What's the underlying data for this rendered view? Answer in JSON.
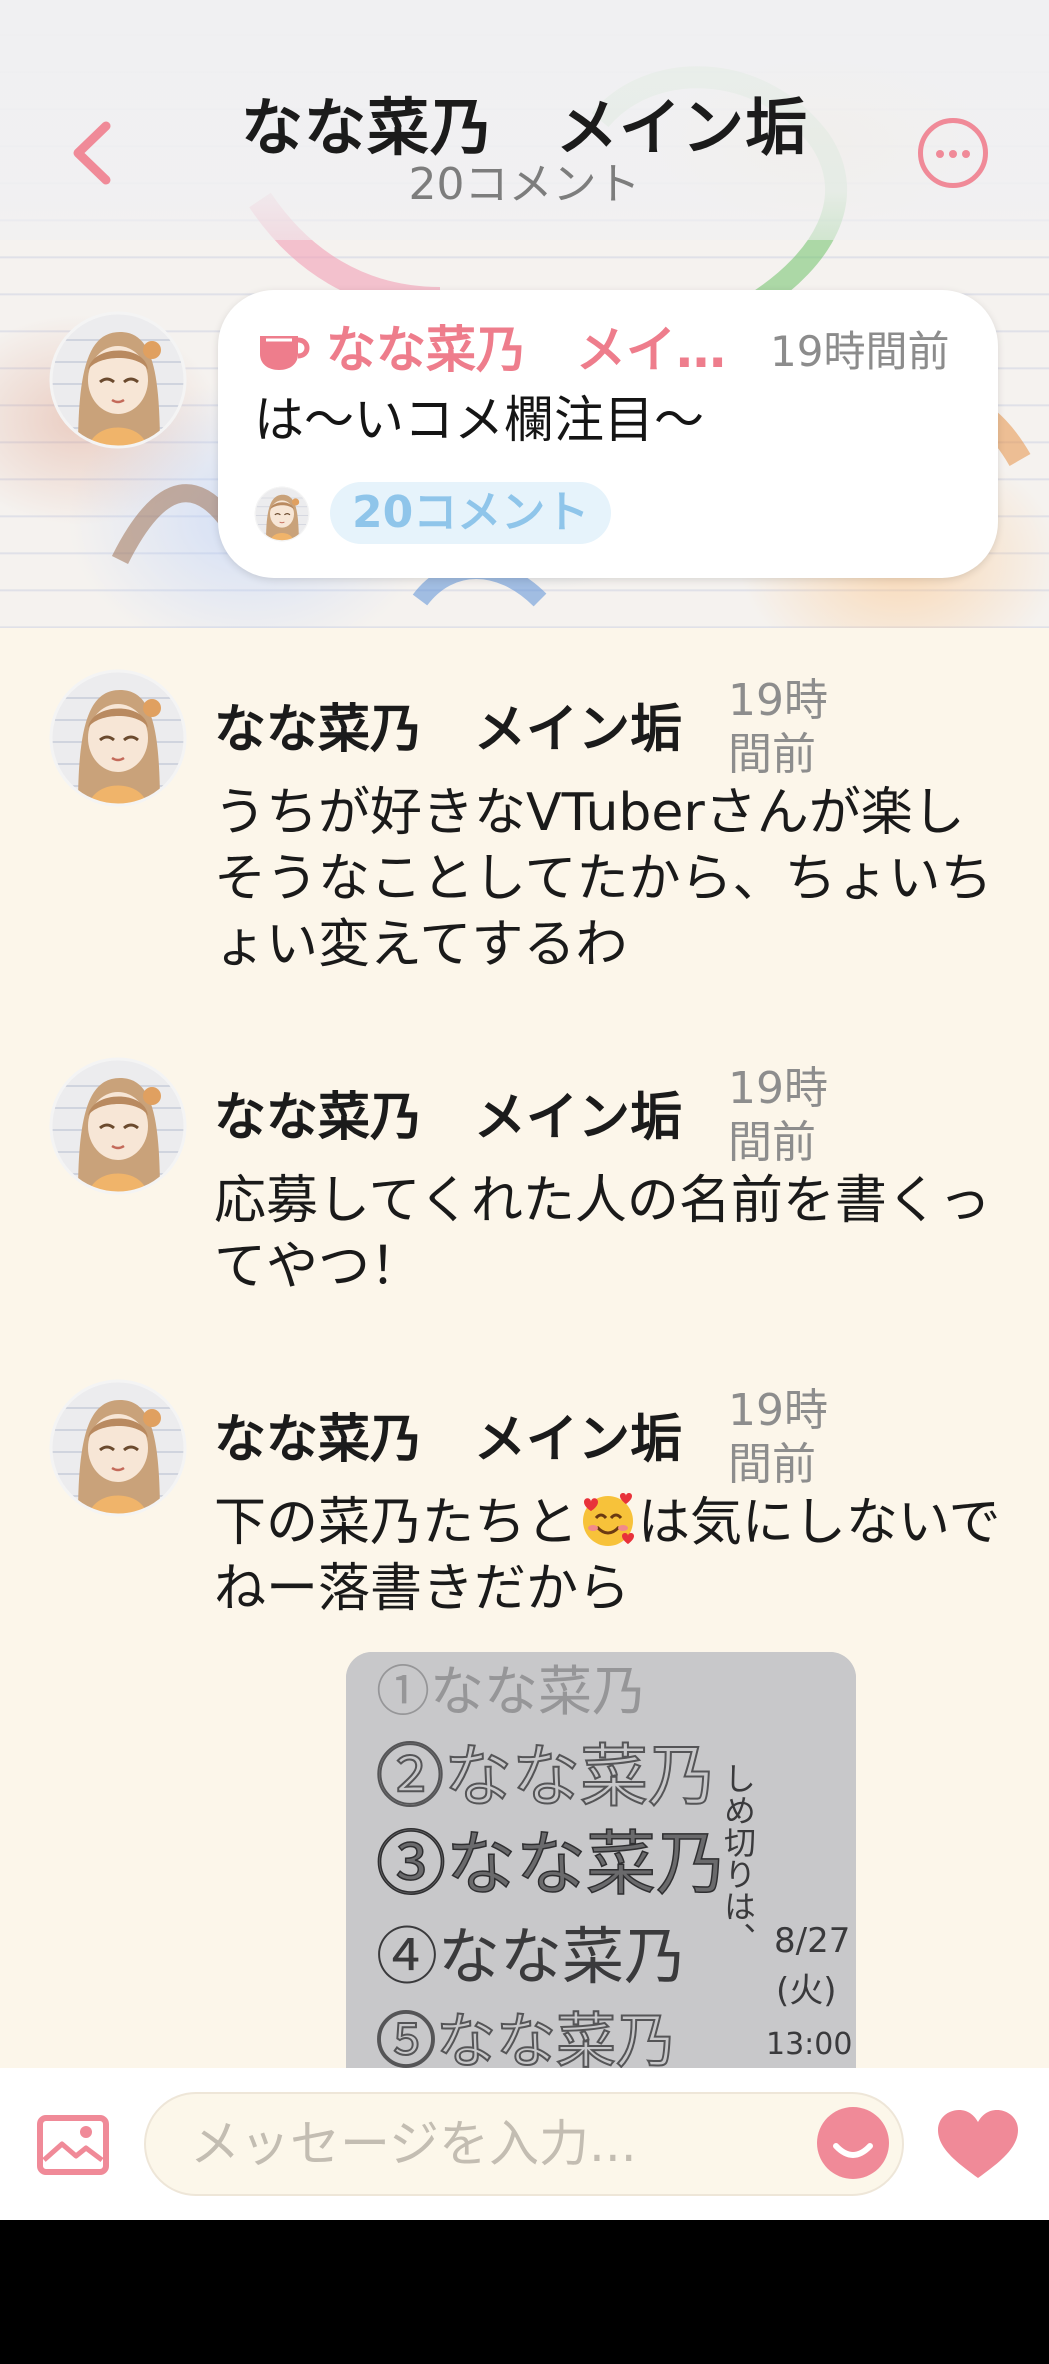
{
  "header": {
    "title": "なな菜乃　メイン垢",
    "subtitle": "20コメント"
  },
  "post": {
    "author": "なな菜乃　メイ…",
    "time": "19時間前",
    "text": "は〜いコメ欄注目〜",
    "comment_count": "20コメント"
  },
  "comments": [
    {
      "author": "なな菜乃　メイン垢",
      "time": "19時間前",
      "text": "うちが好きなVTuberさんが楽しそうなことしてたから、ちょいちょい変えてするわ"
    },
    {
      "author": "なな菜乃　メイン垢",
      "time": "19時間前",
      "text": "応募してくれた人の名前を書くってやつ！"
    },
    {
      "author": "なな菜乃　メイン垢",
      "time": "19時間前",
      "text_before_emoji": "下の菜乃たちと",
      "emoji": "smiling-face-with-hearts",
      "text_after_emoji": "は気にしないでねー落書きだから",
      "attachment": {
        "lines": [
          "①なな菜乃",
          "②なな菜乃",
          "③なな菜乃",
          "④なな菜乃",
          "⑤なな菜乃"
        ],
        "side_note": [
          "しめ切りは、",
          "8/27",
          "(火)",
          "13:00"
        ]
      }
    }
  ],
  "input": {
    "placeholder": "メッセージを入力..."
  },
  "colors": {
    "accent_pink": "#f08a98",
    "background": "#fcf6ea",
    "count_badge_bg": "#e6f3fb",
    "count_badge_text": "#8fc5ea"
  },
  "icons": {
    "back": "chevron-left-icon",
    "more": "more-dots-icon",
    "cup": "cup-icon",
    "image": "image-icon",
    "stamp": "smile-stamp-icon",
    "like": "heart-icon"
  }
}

****

● TASK:
Omitting all images, print the listing exactly.

● ANSWER IN FULL:
What's the underlying data for this rendered view? Answer in JSON.
{
  "header": {
    "title": "なな菜乃　メイン垢",
    "subtitle": "20コメント"
  },
  "post": {
    "author": "なな菜乃　メイ…",
    "time": "19時間前",
    "text": "は〜いコメ欄注目〜",
    "comment_count": "20コメント"
  },
  "comments": [
    {
      "author": "なな菜乃　メイン垢",
      "time": "19時間前",
      "text": "うちが好きなVTuberさんが楽しそうなことしてたから、ちょいちょい変えてするわ"
    },
    {
      "author": "なな菜乃　メイン垢",
      "time": "19時間前",
      "text": "応募してくれた人の名前を書くってやつ！"
    },
    {
      "author": "なな菜乃　メイン垢",
      "time": "19時間前",
      "text_before_emoji": "下の菜乃たちと",
      "emoji": "smiling-face-with-hearts",
      "text_after_emoji": "は気にしないでねー落書きだから",
      "attachment": {
        "lines": [
          "①なな菜乃",
          "②なな菜乃",
          "③なな菜乃",
          "④なな菜乃",
          "⑤なな菜乃"
        ],
        "side_note": [
          "しめ切りは、",
          "8/27",
          "(火)",
          "13:00"
        ]
      }
    }
  ],
  "input": {
    "placeholder": "メッセージを入力..."
  },
  "colors": {
    "accent_pink": "#f08a98",
    "background": "#fcf6ea",
    "count_badge_bg": "#e6f3fb",
    "count_badge_text": "#8fc5ea"
  },
  "icons": {
    "back": "chevron-left-icon",
    "more": "more-dots-icon",
    "cup": "cup-icon",
    "image": "image-icon",
    "stamp": "smile-stamp-icon",
    "like": "heart-icon"
  }
}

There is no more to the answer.